Set task:
Make an exact copy of the listing below.

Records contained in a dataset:
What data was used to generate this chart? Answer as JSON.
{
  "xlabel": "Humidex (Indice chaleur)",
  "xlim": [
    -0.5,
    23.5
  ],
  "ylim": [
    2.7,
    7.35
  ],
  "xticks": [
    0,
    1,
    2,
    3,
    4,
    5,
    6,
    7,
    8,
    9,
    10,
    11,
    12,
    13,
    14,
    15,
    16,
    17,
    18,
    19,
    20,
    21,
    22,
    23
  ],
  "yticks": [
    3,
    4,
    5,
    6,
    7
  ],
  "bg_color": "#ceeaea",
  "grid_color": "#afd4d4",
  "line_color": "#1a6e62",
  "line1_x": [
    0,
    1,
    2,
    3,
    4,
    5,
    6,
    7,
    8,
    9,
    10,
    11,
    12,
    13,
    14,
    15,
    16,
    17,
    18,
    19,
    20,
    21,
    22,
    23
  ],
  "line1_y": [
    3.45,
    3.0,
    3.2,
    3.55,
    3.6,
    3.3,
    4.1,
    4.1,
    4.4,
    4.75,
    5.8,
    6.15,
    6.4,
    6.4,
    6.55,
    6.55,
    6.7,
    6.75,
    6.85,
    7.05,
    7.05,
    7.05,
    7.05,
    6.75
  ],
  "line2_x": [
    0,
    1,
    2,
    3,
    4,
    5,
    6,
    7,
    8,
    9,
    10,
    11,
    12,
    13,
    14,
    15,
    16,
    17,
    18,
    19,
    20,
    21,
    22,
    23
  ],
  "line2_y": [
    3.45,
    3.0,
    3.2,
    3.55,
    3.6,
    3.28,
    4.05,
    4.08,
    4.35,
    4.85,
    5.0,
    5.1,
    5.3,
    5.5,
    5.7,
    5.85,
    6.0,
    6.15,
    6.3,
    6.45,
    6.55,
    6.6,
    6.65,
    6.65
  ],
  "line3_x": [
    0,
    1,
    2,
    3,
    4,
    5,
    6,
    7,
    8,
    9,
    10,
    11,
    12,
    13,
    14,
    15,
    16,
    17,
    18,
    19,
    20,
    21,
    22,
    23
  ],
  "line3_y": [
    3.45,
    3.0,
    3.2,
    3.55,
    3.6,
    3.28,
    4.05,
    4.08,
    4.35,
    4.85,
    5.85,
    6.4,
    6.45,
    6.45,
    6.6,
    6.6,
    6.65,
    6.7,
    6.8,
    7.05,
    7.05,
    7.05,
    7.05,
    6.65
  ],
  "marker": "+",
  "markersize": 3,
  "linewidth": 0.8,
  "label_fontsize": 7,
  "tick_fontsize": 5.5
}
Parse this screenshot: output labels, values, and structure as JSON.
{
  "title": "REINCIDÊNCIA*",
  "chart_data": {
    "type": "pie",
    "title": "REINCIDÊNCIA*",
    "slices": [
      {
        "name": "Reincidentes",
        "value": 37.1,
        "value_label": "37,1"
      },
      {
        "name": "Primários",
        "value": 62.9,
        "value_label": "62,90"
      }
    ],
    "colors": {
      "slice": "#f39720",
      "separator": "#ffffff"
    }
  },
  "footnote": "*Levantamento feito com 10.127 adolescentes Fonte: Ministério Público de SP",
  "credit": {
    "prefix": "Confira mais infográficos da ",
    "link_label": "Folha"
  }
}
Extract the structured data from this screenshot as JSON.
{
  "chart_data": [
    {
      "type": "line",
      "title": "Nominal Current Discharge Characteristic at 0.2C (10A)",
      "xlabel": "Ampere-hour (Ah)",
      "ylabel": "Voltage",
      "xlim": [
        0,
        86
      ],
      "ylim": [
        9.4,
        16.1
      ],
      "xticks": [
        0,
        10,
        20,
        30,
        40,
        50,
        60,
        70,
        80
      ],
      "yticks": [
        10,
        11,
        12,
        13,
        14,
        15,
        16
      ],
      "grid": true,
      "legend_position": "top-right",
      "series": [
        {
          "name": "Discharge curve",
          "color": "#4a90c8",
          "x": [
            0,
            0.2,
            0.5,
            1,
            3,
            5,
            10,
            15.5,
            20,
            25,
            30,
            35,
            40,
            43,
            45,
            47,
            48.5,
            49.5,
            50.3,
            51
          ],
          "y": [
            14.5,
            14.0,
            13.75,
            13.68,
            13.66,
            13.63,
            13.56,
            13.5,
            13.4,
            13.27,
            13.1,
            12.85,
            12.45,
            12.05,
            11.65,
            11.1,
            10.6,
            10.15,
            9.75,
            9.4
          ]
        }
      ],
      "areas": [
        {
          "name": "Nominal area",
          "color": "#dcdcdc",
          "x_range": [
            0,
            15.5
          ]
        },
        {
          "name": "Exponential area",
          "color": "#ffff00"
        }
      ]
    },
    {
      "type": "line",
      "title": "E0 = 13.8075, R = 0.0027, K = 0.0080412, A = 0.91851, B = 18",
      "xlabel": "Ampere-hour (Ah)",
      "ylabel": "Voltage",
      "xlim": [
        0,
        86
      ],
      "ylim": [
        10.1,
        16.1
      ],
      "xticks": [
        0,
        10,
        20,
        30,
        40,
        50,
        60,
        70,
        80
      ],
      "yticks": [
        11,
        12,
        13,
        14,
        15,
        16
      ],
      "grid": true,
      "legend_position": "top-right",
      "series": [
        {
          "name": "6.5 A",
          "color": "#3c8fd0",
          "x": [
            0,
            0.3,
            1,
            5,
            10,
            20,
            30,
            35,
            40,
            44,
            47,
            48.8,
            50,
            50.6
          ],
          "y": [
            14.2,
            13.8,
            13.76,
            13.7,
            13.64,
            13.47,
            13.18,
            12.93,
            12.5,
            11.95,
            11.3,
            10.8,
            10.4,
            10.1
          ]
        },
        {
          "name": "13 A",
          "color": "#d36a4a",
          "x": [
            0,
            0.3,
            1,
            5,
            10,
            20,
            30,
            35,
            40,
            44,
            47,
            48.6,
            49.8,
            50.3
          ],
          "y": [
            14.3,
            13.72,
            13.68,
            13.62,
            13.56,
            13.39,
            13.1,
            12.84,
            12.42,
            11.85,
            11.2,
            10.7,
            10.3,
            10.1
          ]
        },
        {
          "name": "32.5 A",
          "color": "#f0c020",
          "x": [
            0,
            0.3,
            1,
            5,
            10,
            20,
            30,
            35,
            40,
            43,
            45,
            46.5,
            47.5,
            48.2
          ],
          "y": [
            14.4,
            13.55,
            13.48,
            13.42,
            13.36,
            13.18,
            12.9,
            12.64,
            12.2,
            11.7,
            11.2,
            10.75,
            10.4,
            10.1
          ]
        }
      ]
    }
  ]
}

Solution:
What data was used to generate this chart? Answer as JSON.
{
  "xlabel": "Humidex (Indice chaleur)",
  "xlim": [
    -0.5,
    23.5
  ],
  "ylim": [
    2.7,
    7.35
  ],
  "xticks": [
    0,
    1,
    2,
    3,
    4,
    5,
    6,
    7,
    8,
    9,
    10,
    11,
    12,
    13,
    14,
    15,
    16,
    17,
    18,
    19,
    20,
    21,
    22,
    23
  ],
  "yticks": [
    3,
    4,
    5,
    6,
    7
  ],
  "bg_color": "#ceeaea",
  "grid_color": "#afd4d4",
  "line_color": "#1a6e62",
  "line1_x": [
    0,
    1,
    2,
    3,
    4,
    5,
    6,
    7,
    8,
    9,
    10,
    11,
    12,
    13,
    14,
    15,
    16,
    17,
    18,
    19,
    20,
    21,
    22,
    23
  ],
  "line1_y": [
    3.45,
    3.0,
    3.2,
    3.55,
    3.6,
    3.3,
    4.1,
    4.1,
    4.4,
    4.75,
    5.8,
    6.15,
    6.4,
    6.4,
    6.55,
    6.55,
    6.7,
    6.75,
    6.85,
    7.05,
    7.05,
    7.05,
    7.05,
    6.75
  ],
  "line2_x": [
    0,
    1,
    2,
    3,
    4,
    5,
    6,
    7,
    8,
    9,
    10,
    11,
    12,
    13,
    14,
    15,
    16,
    17,
    18,
    19,
    20,
    21,
    22,
    23
  ],
  "line2_y": [
    3.45,
    3.0,
    3.2,
    3.55,
    3.6,
    3.28,
    4.05,
    4.08,
    4.35,
    4.85,
    5.0,
    5.1,
    5.3,
    5.5,
    5.7,
    5.85,
    6.0,
    6.15,
    6.3,
    6.45,
    6.55,
    6.6,
    6.65,
    6.65
  ],
  "line3_x": [
    0,
    1,
    2,
    3,
    4,
    5,
    6,
    7,
    8,
    9,
    10,
    11,
    12,
    13,
    14,
    15,
    16,
    17,
    18,
    19,
    20,
    21,
    22,
    23
  ],
  "line3_y": [
    3.45,
    3.0,
    3.2,
    3.55,
    3.6,
    3.28,
    4.05,
    4.08,
    4.35,
    4.85,
    5.85,
    6.4,
    6.45,
    6.45,
    6.6,
    6.6,
    6.65,
    6.7,
    6.8,
    7.05,
    7.05,
    7.05,
    7.05,
    6.65
  ],
  "marker": "+",
  "markersize": 3,
  "linewidth": 0.8,
  "label_fontsize": 7,
  "tick_fontsize": 5.5
}
Parse this screenshot: output labels, values, and structure as JSON.
{
  "title": "REINCIDÊNCIA*",
  "chart_data": {
    "type": "pie",
    "title": "REINCIDÊNCIA*",
    "slices": [
      {
        "name": "Reincidentes",
        "value": 37.1,
        "value_label": "37,1"
      },
      {
        "name": "Primários",
        "value": 62.9,
        "value_label": "62,90"
      }
    ],
    "colors": {
      "slice": "#f39720",
      "separator": "#ffffff"
    }
  },
  "footnote": "*Levantamento feito com 10.127 adolescentes Fonte: Ministério Público de SP",
  "credit": {
    "prefix": "Confira mais infográficos da ",
    "link_label": "Folha"
  }
}
Extract the structured data from this screenshot as JSON.
{
  "chart_data": [
    {
      "type": "line",
      "title": "Nominal Current Discharge Characteristic at 0.2C (10A)",
      "xlabel": "Ampere-hour (Ah)",
      "ylabel": "Voltage",
      "xlim": [
        0,
        86
      ],
      "ylim": [
        9.4,
        16.1
      ],
      "xticks": [
        0,
        10,
        20,
        30,
        40,
        50,
        60,
        70,
        80
      ],
      "yticks": [
        10,
        11,
        12,
        13,
        14,
        15,
        16
      ],
      "grid": true,
      "legend_position": "top-right",
      "series": [
        {
          "name": "Discharge curve",
          "color": "#4a90c8",
          "x": [
            0,
            0.2,
            0.5,
            1,
            3,
            5,
            10,
            15.5,
            20,
            25,
            30,
            35,
            40,
            43,
            45,
            47,
            48.5,
            49.5,
            50.3,
            51
          ],
          "y": [
            14.5,
            14.0,
            13.75,
            13.68,
            13.66,
            13.63,
            13.56,
            13.5,
            13.4,
            13.27,
            13.1,
            12.85,
            12.45,
            12.05,
            11.65,
            11.1,
            10.6,
            10.15,
            9.75,
            9.4
          ]
        }
      ],
      "areas": [
        {
          "name": "Nominal area",
          "color": "#dcdcdc",
          "x_range": [
            0,
            15.5
          ]
        },
        {
          "name": "Exponential area",
          "color": "#ffff00"
        }
      ]
    },
    {
      "type": "line",
      "title": "E0 = 13.8075, R = 0.0027, K = 0.0080412, A = 0.91851, B = 18",
      "xlabel": "Ampere-hour (Ah)",
      "ylabel": "Voltage",
      "xlim": [
        0,
        86
      ],
      "ylim": [
        10.1,
        16.1
      ],
      "xticks": [
        0,
        10,
        20,
        30,
        40,
        50,
        60,
        70,
        80
      ],
      "yticks": [
        11,
        12,
        13,
        14,
        15,
        16
      ],
      "grid": true,
      "legend_position": "top-right",
      "series": [
        {
          "name": "6.5 A",
          "color": "#3c8fd0",
          "x": [
            0,
            0.3,
            1,
            5,
            10,
            20,
            30,
            35,
            40,
            44,
            47,
            48.8,
            50,
            50.6
          ],
          "y": [
            14.2,
            13.8,
            13.76,
            13.7,
            13.64,
            13.47,
            13.18,
            12.93,
            12.5,
            11.95,
            11.3,
            10.8,
            10.4,
            10.1
          ]
        },
        {
          "name": "13 A",
          "color": "#d36a4a",
          "x": [
            0,
            0.3,
            1,
            5,
            10,
            20,
            30,
            35,
            40,
            44,
            47,
            48.6,
            49.8,
            50.3
          ],
          "y": [
            14.3,
            13.72,
            13.68,
            13.62,
            13.56,
            13.39,
            13.1,
            12.84,
            12.42,
            11.85,
            11.2,
            10.7,
            10.3,
            10.1
          ]
        },
        {
          "name": "32.5 A",
          "color": "#f0c020",
          "x": [
            0,
            0.3,
            1,
            5,
            10,
            20,
            30,
            35,
            40,
            43,
            45,
            46.5,
            47.5,
            48.2
          ],
          "y": [
            14.4,
            13.55,
            13.48,
            13.42,
            13.36,
            13.18,
            12.9,
            12.64,
            12.2,
            11.7,
            11.2,
            10.75,
            10.4,
            10.1
          ]
        }
      ]
    }
  ]
}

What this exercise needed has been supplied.